▼▼▼

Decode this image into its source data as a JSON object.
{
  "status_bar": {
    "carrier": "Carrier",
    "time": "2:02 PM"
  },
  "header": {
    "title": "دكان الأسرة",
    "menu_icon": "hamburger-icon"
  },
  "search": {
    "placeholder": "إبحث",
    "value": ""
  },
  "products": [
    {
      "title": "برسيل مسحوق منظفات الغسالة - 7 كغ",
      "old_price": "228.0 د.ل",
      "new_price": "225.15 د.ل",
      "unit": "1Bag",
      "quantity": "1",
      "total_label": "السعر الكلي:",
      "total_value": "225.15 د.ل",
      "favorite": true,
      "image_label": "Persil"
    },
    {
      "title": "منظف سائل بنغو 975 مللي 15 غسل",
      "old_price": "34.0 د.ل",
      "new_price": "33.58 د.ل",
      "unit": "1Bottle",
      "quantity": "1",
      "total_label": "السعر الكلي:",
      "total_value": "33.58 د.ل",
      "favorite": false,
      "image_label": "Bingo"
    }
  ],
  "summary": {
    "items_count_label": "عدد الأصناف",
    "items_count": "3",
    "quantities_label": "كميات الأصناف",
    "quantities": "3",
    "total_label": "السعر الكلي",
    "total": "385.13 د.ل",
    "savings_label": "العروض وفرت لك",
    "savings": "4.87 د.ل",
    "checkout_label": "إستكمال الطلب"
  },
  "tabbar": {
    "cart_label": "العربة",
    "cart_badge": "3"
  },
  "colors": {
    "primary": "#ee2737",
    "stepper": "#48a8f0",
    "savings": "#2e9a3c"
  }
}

▲▲▲

TASK OBJECTIVE
Retype the records above exactly.

WRITTEN ANSWER
Decode this image into its source data as a JSON object.
{
  "status_bar": {
    "carrier": "Carrier",
    "time": "2:02 PM"
  },
  "header": {
    "title": "دكان الأسرة",
    "menu_icon": "hamburger-icon"
  },
  "search": {
    "placeholder": "إبحث",
    "value": ""
  },
  "products": [
    {
      "title": "برسيل مسحوق منظفات الغسالة - 7 كغ",
      "old_price": "228.0 د.ل",
      "new_price": "225.15 د.ل",
      "unit": "1Bag",
      "quantity": "1",
      "total_label": "السعر الكلي:",
      "total_value": "225.15 د.ل",
      "favorite": true,
      "image_label": "Persil"
    },
    {
      "title": "منظف سائل بنغو 975 مللي 15 غسل",
      "old_price": "34.0 د.ل",
      "new_price": "33.58 د.ل",
      "unit": "1Bottle",
      "quantity": "1",
      "total_label": "السعر الكلي:",
      "total_value": "33.58 د.ل",
      "favorite": false,
      "image_label": "Bingo"
    }
  ],
  "summary": {
    "items_count_label": "عدد الأصناف",
    "items_count": "3",
    "quantities_label": "كميات الأصناف",
    "quantities": "3",
    "total_label": "السعر الكلي",
    "total": "385.13 د.ل",
    "savings_label": "العروض وفرت لك",
    "savings": "4.87 د.ل",
    "checkout_label": "إستكمال الطلب"
  },
  "tabbar": {
    "cart_label": "العربة",
    "cart_badge": "3"
  },
  "colors": {
    "primary": "#ee2737",
    "stepper": "#48a8f0",
    "savings": "#2e9a3c"
  }
}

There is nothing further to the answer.